FP CGIL Frosinone-Latina e UIL FPL Latina respingono con forza le dichiarazioni definite “trionfalistiche” da alcune sigle sindacali in merito al recente accordo raggiunto con l’Amministrazione dell’ASL di Latina e confermano lo stato di agitazione sindacale.
Per i due sindacati si tratta di una vera e propria “vittoria di Pirro”, che non tiene conto delle reali condizioni dei lavoratori né dei ritardi accumulati nell’applicazione dei diritti contrattuali.
Le due organizzazioni confermano così lo stato di agitazione del personale, denunciando un quadro definito “inaccettabile”, aggravato da ritardi strutturali e da una gestione ritenuta inefficiente.

_Dati forniti_:
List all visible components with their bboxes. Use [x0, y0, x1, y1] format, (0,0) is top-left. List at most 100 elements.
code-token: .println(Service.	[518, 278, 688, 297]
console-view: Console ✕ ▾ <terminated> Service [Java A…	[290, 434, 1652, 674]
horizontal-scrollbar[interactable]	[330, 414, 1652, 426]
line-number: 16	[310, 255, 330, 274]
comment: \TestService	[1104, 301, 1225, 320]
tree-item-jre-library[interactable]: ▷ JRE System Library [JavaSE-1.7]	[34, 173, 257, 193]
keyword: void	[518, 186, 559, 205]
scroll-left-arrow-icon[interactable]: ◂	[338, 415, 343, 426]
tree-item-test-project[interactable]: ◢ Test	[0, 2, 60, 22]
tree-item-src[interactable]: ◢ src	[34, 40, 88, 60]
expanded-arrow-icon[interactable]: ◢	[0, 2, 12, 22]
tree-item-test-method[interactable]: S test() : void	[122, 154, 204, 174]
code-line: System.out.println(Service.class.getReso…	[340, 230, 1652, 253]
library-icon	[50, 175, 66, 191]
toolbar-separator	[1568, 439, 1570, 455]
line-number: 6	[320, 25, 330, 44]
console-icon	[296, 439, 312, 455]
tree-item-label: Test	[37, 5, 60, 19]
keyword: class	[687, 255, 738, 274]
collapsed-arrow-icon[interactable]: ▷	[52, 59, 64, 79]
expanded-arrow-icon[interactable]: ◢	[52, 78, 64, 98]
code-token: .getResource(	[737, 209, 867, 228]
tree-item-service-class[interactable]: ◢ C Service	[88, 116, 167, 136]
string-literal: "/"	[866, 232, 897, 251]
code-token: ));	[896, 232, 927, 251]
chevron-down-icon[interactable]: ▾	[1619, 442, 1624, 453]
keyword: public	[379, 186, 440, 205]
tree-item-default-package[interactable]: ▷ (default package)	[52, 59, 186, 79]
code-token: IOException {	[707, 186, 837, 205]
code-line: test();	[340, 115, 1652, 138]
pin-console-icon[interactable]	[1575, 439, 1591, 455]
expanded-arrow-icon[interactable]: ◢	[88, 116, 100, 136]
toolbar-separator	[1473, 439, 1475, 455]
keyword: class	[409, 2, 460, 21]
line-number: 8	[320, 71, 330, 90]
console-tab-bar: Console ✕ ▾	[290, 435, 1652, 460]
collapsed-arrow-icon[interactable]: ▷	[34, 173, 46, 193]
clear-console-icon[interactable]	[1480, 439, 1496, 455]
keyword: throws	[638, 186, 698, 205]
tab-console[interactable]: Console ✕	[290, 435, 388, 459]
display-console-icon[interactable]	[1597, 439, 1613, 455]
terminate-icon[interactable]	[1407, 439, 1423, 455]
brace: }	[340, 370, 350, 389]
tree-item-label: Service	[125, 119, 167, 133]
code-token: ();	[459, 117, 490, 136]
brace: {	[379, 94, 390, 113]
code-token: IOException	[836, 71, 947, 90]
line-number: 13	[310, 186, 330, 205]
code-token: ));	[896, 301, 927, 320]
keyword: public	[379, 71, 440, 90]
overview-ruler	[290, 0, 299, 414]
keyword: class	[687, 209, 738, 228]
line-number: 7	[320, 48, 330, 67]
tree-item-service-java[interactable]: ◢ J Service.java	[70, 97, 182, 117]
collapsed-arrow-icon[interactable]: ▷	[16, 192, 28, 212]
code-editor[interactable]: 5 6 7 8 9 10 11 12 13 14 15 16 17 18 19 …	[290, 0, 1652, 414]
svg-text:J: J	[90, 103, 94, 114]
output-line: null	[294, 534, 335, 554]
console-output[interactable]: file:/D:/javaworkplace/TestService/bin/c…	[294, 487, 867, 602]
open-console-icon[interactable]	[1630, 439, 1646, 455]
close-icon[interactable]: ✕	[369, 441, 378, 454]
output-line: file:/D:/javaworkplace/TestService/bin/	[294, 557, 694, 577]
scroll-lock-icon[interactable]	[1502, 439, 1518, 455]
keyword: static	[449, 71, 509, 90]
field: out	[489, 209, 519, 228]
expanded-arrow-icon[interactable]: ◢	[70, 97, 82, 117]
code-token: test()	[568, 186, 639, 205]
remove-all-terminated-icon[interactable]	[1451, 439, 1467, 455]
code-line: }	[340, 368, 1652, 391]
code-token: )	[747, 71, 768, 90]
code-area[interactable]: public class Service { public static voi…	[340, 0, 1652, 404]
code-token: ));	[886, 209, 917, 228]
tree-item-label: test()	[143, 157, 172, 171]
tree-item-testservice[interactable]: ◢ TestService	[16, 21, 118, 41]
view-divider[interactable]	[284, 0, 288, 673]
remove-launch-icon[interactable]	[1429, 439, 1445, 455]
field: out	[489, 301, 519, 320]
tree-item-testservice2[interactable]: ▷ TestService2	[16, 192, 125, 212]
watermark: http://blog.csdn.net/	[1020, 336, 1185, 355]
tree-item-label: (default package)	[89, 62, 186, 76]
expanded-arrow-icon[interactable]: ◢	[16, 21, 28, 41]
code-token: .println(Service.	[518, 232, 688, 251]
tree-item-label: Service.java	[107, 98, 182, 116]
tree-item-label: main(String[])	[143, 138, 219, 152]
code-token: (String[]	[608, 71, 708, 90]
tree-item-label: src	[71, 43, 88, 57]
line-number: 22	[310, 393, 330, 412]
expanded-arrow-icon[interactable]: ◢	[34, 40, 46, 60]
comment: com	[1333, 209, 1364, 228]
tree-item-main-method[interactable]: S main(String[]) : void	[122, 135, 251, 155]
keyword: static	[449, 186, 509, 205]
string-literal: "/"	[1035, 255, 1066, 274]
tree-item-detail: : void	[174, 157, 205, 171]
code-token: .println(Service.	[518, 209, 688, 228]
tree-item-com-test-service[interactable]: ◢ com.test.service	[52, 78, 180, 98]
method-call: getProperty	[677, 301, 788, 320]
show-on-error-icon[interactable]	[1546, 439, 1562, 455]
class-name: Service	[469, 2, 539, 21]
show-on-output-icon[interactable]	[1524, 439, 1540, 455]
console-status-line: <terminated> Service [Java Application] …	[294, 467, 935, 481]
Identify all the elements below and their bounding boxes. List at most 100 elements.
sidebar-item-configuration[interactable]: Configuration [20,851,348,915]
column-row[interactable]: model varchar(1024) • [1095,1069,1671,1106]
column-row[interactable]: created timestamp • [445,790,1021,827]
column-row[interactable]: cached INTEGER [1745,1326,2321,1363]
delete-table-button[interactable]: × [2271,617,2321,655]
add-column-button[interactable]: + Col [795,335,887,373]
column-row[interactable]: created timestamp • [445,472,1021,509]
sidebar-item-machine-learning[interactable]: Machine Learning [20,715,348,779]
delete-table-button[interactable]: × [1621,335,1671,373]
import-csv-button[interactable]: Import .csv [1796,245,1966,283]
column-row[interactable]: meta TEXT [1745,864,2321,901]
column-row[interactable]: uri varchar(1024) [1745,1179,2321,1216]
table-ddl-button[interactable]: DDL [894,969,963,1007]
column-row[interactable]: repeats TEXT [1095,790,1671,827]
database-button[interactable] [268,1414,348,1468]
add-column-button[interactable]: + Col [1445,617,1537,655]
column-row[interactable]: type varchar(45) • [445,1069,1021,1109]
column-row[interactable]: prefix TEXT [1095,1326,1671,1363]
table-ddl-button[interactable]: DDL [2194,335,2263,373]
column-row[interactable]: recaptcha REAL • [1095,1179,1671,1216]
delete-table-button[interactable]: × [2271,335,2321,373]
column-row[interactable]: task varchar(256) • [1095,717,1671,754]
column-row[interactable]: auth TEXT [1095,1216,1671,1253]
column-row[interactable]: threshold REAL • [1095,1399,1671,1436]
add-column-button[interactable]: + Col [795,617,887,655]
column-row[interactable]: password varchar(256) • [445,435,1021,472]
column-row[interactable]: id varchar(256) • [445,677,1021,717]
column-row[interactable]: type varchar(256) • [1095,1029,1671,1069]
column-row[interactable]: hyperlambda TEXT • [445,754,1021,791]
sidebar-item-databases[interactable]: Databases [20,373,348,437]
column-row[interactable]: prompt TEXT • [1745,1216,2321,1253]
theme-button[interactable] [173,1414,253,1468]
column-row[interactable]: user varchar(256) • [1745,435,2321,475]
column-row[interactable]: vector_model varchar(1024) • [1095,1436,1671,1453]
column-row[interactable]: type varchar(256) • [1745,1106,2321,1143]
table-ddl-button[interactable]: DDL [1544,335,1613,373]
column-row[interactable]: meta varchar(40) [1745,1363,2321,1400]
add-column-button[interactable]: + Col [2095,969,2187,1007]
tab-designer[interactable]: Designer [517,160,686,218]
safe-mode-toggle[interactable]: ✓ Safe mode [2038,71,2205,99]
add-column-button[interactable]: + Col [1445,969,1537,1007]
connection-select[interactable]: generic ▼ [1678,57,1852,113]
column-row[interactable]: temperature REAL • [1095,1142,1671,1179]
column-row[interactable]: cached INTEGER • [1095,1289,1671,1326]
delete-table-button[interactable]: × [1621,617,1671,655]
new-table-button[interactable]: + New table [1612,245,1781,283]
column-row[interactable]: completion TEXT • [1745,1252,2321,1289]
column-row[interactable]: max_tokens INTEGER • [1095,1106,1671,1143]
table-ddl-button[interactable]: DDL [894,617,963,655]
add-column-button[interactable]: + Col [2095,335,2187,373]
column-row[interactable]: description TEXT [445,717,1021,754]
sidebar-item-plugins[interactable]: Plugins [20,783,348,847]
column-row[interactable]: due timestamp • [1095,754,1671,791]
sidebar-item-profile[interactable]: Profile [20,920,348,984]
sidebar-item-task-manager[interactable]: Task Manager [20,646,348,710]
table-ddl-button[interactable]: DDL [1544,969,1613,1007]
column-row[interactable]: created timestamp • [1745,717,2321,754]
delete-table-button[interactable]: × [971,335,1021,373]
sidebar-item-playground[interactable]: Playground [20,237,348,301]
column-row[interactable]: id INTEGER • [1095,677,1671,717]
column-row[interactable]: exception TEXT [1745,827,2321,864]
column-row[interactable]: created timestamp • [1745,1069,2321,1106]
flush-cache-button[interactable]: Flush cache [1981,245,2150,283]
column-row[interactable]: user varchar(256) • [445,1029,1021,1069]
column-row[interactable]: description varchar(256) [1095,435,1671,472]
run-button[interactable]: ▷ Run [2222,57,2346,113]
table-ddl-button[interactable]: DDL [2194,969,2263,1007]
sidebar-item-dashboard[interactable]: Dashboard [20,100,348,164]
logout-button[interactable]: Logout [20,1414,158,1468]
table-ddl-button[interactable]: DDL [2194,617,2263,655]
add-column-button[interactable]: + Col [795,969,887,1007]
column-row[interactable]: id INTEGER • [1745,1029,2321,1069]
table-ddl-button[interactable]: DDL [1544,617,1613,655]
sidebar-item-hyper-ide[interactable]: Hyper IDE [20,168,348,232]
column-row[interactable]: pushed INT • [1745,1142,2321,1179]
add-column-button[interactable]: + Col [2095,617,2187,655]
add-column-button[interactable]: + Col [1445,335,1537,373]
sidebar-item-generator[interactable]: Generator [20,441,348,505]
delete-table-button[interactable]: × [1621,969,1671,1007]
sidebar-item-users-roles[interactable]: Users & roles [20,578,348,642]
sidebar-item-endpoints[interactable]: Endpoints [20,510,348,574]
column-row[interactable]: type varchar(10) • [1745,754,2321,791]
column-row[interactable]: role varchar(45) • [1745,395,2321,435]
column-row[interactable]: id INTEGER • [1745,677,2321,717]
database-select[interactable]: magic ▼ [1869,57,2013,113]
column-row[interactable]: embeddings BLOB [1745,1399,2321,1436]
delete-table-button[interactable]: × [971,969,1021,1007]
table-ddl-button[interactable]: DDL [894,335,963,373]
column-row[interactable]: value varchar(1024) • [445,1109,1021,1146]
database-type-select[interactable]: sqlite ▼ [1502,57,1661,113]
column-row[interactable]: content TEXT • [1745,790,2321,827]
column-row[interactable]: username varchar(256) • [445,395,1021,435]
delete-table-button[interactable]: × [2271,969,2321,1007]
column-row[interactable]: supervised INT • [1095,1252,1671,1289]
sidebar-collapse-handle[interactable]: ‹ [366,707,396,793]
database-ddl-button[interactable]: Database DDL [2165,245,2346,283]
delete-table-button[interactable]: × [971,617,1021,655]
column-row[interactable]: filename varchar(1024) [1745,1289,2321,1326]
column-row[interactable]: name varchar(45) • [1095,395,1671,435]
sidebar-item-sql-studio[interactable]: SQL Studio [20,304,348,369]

_Consegna A_:
Nel comunicato sull'accordo con l'ASL di Latina, come definiscono l'intesa FP CGIL e UIL FPL?
_Consegna B_:
Ricopia dal comunicato sull'accordo con l'ASL di Latina il passo che parte da "FP CGIL Frosinone-Latina" e prosegue fino a "dei diritti contrattuali." compreso.
_Consegna C_:
Scrivi il seguito del comunicato sindacale sull'accordo con l'ASL di Latina, riprendendo dopo l'ultima frase riportata.

_Risposta A_:
La definiscono una vera e propria "vittoria di Pirro".

_Risposta B_:
FP CGIL Frosinone-Latina e UIL FPL Latina respingono con forza le dichiarazioni definite “trionfalistiche” da alcune sigle sindacali in merito al recente accordo raggiunto con l’Amministrazione dell’ASL di Latina e confermano lo stato di agitazione sindacale.
Per i due sindacati si tratta di una vera e propria “vittoria di Pirro”, che non tiene conto delle reali condizioni dei lavoratori né dei ritardi accumulati nell’applicazione dei diritti contrattuali.

_Risposta C_:
Ritardi “assurdi” su produttività, progressioni e incarichi
Nel comunicato, FP CGIL e UIL FPL elencano una serie di criticità che, secondo loro, rendono incomprensibile qualsiasi celebrazione o autocompiacimento:
- Produttività 2024: il pagamento verrà erogato soltanto nel 2026, con oltre un anno di ritardo rispetto alla scadenza prevista dal contratto.
- Progressioni verticali: le procedure sono slittate di circa due anni.
- Incarichi professionali e organizzativi: anche qui si registrano oltre due anni di ritardo nelle selezioni.
- Mobilità volontaria: l’ultimo aggiornamento risale a oltre due anni fa.
- Straordinario: gestito, secondo i sindacati, senza controlli strutturati né confronto con le parti sociali.
- Festività infrasettimanali: il riconoscimento orario non è ancora applicato.
Secondo i sindacati, tali ritardi “non dipendono da eventi imprevedibili”, ma da una carenza di programmazione amministrativa che danneggia il personale e mina la qualità del servizio sanitario.
“La carenza di personale non può essere una scusa”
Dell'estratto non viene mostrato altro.